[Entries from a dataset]
=-=-=

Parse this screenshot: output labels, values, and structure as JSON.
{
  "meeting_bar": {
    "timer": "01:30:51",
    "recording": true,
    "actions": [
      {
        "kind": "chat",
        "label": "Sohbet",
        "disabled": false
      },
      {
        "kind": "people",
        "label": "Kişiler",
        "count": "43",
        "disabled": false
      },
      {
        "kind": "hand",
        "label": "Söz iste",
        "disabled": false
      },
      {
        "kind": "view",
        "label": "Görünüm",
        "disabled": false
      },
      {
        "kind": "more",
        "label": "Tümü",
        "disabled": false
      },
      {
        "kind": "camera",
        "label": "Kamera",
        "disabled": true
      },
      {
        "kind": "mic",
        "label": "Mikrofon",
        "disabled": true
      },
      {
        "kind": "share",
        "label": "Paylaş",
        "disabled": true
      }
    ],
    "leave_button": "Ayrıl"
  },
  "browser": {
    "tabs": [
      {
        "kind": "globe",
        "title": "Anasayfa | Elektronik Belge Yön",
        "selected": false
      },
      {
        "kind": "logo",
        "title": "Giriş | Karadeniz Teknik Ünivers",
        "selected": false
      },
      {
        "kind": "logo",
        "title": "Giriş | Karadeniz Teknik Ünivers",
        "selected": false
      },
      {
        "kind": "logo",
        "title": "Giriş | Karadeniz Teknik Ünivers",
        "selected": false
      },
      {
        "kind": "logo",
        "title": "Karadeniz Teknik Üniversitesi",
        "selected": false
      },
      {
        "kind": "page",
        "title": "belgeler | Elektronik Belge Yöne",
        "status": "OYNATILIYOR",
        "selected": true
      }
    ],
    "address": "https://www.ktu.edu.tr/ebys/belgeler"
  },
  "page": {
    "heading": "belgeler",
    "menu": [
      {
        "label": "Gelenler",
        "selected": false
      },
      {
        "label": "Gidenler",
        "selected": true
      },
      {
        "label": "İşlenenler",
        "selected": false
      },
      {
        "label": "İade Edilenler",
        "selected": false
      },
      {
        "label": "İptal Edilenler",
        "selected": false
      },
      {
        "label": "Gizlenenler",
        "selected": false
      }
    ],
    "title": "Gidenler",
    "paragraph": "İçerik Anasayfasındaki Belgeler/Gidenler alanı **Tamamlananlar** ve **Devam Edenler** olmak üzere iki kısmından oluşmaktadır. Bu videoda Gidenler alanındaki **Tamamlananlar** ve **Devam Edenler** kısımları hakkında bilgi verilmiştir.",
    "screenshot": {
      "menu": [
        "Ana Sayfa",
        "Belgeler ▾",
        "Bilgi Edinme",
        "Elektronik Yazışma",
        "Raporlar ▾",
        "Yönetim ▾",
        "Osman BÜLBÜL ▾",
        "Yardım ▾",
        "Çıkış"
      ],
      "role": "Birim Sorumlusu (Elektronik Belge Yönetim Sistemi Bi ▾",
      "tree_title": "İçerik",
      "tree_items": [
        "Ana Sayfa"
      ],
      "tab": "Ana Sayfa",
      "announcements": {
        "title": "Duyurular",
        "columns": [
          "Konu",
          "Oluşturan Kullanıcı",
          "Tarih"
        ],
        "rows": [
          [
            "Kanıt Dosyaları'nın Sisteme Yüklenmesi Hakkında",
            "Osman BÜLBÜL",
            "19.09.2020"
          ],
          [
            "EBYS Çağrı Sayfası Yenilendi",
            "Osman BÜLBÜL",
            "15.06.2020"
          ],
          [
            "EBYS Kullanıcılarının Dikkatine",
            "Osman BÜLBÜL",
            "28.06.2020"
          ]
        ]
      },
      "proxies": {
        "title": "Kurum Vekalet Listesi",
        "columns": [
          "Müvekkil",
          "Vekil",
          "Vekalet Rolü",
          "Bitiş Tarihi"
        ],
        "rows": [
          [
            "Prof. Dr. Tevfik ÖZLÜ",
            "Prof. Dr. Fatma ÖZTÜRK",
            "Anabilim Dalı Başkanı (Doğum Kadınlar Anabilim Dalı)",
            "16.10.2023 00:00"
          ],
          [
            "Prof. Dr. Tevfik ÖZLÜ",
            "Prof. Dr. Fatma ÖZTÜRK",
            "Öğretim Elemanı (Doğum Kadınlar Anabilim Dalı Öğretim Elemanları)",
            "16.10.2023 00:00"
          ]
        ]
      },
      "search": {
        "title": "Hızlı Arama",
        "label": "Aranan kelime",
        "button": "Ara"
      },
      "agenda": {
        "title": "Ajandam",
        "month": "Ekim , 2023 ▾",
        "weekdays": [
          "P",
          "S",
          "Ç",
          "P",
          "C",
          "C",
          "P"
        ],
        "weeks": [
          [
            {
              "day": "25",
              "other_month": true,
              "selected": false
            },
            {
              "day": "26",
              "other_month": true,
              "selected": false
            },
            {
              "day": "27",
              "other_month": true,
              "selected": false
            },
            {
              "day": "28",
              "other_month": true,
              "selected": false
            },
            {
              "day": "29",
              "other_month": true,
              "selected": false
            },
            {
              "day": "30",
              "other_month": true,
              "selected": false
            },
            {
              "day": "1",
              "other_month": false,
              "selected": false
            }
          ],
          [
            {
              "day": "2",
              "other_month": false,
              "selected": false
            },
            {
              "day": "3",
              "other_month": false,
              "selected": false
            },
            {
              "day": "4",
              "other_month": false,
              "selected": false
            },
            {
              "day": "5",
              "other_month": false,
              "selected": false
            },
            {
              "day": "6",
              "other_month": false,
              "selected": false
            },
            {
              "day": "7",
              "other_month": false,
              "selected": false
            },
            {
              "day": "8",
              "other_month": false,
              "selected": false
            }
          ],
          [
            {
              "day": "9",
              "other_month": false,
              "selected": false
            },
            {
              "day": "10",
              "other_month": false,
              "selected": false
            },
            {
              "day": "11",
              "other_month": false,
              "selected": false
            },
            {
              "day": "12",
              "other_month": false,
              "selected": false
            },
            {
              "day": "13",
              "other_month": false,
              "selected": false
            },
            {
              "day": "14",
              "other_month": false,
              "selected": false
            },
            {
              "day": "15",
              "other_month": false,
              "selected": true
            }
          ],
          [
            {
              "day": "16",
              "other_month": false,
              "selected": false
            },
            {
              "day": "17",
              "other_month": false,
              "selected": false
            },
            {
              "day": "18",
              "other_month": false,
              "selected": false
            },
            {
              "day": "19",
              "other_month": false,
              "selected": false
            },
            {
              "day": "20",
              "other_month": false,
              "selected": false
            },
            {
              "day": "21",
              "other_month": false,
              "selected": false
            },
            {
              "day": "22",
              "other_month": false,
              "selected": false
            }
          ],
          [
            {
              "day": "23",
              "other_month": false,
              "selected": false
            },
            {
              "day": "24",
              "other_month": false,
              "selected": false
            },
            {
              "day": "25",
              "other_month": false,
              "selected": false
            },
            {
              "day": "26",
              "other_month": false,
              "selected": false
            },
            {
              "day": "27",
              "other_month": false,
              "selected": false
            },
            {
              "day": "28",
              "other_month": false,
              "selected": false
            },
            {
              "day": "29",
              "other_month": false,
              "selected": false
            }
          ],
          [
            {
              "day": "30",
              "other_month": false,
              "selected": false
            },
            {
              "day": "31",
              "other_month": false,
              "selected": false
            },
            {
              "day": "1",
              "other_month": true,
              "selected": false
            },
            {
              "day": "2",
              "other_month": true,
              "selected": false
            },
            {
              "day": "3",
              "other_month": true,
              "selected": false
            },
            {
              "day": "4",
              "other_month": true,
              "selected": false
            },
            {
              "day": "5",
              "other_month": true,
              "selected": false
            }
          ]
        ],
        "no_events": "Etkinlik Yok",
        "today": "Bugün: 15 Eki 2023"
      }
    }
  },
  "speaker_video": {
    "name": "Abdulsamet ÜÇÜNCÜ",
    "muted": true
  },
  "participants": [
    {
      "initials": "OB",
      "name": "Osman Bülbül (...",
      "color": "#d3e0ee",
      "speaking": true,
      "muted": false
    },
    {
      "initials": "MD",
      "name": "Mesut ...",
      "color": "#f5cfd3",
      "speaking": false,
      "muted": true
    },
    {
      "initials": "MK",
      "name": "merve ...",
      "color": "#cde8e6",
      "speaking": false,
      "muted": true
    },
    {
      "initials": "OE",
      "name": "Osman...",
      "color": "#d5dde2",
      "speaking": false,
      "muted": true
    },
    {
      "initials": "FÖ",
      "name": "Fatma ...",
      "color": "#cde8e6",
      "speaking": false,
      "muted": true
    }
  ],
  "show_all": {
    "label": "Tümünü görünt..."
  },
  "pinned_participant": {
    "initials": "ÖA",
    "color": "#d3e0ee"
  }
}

=-=-=

## Given instruction
Look over the material above and show each line where "color" appears.

## Task result
      "color": "#d3e0ee",
      "color": "#f5cfd3",
      "color": "#cde8e6",
      "color": "#d5dde2",
      "color": "#cde8e6",
    "color": "#d3e0ee"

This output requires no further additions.